▶ [Task directions] Look through the lines below for the word "showing", and copy every line that has it.

++++ Exercise data

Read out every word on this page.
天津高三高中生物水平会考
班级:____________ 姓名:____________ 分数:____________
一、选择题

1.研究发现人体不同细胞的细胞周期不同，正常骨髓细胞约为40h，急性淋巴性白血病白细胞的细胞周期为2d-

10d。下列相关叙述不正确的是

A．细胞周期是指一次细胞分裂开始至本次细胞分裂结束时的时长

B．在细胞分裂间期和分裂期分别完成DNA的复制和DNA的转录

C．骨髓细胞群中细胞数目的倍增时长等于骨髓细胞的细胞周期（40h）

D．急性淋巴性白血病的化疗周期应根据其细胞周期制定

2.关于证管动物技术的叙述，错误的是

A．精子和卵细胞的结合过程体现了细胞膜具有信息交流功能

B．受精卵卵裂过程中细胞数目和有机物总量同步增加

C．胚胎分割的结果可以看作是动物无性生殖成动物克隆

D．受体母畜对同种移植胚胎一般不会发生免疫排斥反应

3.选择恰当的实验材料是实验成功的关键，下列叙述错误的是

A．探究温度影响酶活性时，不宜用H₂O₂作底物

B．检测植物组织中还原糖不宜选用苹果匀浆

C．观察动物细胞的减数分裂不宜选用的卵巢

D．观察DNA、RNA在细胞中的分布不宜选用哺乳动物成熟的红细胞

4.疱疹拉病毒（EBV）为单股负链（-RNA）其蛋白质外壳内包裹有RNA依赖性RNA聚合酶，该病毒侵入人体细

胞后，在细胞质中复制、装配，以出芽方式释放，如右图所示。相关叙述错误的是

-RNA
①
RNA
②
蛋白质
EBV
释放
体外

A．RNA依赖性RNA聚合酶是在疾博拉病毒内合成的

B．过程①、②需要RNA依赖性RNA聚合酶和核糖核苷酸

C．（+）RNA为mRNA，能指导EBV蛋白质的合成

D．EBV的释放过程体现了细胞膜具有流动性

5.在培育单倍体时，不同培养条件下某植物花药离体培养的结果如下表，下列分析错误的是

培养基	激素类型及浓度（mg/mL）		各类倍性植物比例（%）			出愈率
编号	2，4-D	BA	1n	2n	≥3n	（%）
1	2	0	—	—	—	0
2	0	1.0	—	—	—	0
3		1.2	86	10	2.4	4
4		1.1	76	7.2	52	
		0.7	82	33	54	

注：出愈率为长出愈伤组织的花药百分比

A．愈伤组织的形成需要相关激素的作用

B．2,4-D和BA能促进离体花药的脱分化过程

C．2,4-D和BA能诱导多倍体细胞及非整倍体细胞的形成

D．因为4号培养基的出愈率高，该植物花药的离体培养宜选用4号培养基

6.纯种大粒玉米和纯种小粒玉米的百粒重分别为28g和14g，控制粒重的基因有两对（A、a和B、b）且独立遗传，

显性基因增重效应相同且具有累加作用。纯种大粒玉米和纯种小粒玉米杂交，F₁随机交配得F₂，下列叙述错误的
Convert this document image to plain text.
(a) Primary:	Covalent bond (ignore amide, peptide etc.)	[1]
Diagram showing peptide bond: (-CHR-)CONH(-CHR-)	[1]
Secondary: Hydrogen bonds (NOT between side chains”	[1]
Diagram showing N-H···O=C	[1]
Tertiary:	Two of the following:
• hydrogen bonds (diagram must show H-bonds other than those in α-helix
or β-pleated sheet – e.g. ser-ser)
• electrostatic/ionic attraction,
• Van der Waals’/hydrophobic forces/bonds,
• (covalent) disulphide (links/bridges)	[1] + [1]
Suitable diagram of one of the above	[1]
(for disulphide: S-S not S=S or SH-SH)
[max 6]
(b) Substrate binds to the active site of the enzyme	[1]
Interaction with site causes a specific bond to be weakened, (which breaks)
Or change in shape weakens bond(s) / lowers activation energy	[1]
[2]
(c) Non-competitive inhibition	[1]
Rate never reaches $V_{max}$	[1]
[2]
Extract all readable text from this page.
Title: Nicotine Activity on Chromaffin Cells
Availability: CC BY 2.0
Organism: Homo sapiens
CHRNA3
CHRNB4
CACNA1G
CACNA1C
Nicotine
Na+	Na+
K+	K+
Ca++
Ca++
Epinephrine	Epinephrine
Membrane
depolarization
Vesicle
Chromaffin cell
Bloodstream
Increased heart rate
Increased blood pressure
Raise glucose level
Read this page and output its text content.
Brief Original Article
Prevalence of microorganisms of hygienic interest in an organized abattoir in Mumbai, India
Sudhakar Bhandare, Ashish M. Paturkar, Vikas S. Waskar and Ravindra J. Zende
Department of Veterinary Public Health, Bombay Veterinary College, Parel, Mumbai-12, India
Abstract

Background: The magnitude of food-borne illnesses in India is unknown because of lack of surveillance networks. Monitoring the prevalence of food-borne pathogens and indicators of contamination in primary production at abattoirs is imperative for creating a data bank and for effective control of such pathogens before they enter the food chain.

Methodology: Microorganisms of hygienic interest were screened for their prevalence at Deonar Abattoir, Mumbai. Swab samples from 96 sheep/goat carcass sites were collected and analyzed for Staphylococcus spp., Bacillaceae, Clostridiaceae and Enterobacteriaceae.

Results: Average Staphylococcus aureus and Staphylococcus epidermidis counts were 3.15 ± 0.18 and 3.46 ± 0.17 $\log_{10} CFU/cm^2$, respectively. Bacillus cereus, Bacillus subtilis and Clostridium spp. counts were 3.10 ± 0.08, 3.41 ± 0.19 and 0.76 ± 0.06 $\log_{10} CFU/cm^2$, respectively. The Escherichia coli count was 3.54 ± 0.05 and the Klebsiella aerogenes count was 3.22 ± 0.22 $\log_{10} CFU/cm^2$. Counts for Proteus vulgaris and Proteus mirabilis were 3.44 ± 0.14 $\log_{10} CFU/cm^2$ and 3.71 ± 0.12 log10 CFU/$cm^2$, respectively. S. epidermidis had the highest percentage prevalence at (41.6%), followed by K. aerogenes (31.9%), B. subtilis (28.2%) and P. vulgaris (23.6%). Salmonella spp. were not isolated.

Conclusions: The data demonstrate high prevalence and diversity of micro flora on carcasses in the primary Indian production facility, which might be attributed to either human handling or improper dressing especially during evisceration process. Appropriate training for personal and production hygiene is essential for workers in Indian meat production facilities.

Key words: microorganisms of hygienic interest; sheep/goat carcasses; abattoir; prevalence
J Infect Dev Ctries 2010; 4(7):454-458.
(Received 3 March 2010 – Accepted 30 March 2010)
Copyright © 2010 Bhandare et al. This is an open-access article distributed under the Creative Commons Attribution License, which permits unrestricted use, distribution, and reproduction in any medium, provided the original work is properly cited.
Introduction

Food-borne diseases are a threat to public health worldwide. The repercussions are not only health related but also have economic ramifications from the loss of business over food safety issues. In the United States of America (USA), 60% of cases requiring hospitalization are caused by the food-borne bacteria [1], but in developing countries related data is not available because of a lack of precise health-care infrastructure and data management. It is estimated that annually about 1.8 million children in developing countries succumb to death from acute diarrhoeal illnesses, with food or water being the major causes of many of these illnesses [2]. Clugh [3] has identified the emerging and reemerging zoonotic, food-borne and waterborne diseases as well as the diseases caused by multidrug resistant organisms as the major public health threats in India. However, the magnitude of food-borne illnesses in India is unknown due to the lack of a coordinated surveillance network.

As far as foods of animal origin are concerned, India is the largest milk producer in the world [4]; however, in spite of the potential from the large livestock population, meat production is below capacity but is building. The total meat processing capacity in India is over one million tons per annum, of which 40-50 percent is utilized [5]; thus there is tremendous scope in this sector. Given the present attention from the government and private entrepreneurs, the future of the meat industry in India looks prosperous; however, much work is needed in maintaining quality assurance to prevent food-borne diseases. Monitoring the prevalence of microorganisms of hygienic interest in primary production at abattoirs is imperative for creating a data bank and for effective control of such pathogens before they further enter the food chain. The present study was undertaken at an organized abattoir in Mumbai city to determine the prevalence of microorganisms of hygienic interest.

++++++++

▶ [Result of the exercise]
Diagram showing peptide bond: (-CHR-)CONH(-CHR-)	[1]
Diagram showing N-H···O=C	[1]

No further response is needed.